TESTO DEL DOCUMENTO:
▼

Machiavelli e la politica di oggi: la forza di guardare la realtà senza paura.

27 Ottobre 2025 Off Di Redazione

Pubblichiamo il lavoro coordinato dalla prof. Iossa Lucia con il contributo dell’alunna del liceo Scientifico Maria Luisa Beneduce

Ci sono scrittori che sembrano appartenere a un’altra epoca, eppure continuano a parlarci come se fossero qui, tra noi. Niccolò Machiavelli è uno di questi. Ogni volta che la politica diventa confusa, ogni volta che non sappiamo più distinguere tra verità e apparenza, le sue parole tornano a illuminare ciò che spesso preferiamo non vedere.

Machiavelli nasce a Firenze nel 1469, in un’Italia attraversata da guerre e cambi di potere continui. Lavora come segretario della Repubblica fiorentina e osserva da vicino la complessità del potere, la fragilità delle alleanze e la doppiezza degli uomini. Quando i Medici tornano al governo, viene allontanato, imprigionato e poi esiliato. Ma proprio da quella sconfitta nasce la sua opera più celebre: Il Principe.

In questo piccolo libro, Machiavelli compie un gesto rivoluzionario: smette di raccontare la politica come dovrebbe essere e inizia a descriverla per come è davvero. Non c’è più spazio per illusioni o ipocrisie. Il potere, dice, non si regge su ideali astratti ma su decisioni, coraggio e capacità di adattarsi. Il governante deve avere virtù, cioè intelligenza, determinazione e prontezza, e deve saper dominare la fortuna, quella parte di caso e destino che può cambiare tutto in un istante.

Molti hanno accusato Machiavelli di cinismo, ma in realtà il suo pensiero nasce dall’amore per la verità. Egli non invita alla crudeltà, ma al realismo. Un buon leader, secondo lui, deve conoscere gli uomini per quello che sono, non per quello che vorremmo che fossero. Forse è proprio per questo che, nonostante i secoli trascorsi, le sue idee suonano ancora così attuali.

Viviamo in un tempo in cui la politica sembra spesso un gioco di immagini: discorsi curati, sorrisi studiati, promesse facili. I social trasformano tutto in spettacolo, e l’apparenza conta più della sostanza. Machiavelli lo aveva già intuito cinquecento anni fa, quando scriveva che “gli uomini giudicano più con gli occhi che con le mani”. Oggi, come allora, chi guida un Paese deve scegliere se cercare il consenso o la verità, se farsi amare o essere efficace.

▲

[Dati di analisi dell'impaginazione]
▼

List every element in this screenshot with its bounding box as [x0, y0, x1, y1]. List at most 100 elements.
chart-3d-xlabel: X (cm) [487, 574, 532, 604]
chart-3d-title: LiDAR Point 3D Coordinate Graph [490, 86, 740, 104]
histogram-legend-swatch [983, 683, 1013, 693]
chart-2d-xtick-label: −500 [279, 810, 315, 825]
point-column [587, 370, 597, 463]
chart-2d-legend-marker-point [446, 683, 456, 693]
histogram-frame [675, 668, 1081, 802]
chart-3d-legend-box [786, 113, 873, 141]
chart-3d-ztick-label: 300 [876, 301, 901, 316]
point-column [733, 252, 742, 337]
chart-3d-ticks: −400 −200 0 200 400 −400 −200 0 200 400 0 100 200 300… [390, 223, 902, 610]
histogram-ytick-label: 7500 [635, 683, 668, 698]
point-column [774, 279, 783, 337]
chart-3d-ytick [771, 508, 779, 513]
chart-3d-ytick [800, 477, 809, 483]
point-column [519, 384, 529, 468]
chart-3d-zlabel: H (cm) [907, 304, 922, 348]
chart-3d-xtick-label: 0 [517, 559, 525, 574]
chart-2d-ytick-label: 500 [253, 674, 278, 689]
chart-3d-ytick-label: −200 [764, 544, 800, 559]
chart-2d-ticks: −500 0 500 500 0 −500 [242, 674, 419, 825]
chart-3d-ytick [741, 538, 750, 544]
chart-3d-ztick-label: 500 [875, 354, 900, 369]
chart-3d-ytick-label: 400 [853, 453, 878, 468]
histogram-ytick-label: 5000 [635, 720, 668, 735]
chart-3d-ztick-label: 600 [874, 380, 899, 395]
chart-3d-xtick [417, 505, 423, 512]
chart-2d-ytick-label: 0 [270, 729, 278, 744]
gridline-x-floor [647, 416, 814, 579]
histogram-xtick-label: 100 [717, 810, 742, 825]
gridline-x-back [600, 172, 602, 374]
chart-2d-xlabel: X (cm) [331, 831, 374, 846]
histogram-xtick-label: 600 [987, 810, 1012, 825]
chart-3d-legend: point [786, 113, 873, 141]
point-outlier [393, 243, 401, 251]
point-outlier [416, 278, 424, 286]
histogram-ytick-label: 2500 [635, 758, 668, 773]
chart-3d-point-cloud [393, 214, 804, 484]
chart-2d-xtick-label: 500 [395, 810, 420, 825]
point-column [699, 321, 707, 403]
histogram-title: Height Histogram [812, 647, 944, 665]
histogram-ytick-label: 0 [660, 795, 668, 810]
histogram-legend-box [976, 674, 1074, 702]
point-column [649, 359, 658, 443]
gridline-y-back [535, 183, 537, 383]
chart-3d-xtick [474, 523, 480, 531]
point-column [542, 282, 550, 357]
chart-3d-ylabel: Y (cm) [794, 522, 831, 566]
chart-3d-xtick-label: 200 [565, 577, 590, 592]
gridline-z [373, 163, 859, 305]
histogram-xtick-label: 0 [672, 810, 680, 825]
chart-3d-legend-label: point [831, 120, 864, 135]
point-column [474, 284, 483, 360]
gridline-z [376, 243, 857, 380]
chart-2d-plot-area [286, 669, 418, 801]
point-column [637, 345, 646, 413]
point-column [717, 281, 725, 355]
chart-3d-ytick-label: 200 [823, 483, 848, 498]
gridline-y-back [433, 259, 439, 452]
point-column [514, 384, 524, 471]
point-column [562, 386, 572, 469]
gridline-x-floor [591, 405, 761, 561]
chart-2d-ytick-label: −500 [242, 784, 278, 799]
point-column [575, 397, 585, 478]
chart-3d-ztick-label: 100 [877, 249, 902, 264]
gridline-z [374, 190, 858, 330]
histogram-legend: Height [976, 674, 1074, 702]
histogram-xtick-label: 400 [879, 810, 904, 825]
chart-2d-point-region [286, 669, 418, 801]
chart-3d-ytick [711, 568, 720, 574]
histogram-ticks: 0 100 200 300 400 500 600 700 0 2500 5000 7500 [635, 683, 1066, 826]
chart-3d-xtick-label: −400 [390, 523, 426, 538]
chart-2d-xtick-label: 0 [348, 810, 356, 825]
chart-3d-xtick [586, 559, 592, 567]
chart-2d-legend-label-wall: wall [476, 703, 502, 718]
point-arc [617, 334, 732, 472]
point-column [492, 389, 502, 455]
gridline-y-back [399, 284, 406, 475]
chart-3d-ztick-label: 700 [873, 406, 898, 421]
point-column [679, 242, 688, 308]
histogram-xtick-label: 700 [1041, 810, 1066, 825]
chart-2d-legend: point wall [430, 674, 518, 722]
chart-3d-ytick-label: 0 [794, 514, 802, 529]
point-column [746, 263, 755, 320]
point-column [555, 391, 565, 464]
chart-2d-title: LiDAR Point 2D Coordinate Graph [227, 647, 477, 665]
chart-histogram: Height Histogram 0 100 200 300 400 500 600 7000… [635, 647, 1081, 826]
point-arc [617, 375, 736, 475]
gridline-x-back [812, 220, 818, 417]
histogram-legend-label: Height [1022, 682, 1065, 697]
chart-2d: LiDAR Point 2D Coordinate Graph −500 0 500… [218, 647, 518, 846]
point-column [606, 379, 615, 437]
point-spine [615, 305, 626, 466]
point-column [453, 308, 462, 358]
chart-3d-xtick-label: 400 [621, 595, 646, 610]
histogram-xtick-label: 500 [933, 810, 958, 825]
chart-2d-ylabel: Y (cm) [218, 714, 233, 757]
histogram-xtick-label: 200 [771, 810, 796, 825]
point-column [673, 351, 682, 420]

▲

CONSEGNA: Riproduci senza modifiche il passo del testo su Machiavelli che va da "Machiavelli nasce a" fino a "celebre: Il Principe.".

SOLUZIONE:
Machiavelli nasce a Firenze nel 1469, in un’Italia attraversata da guerre e cambi di potere continui. Lavora come segretario della Repubblica fiorentina e osserva da vicino la complessità del potere, la fragilità delle alleanze e la doppiezza degli uomini. Quando i Medici tornano al governo, viene allontanato, imprigionato e poi esiliato. Ma proprio da quella sconfitta nasce la sua opera più celebre: Il Principe.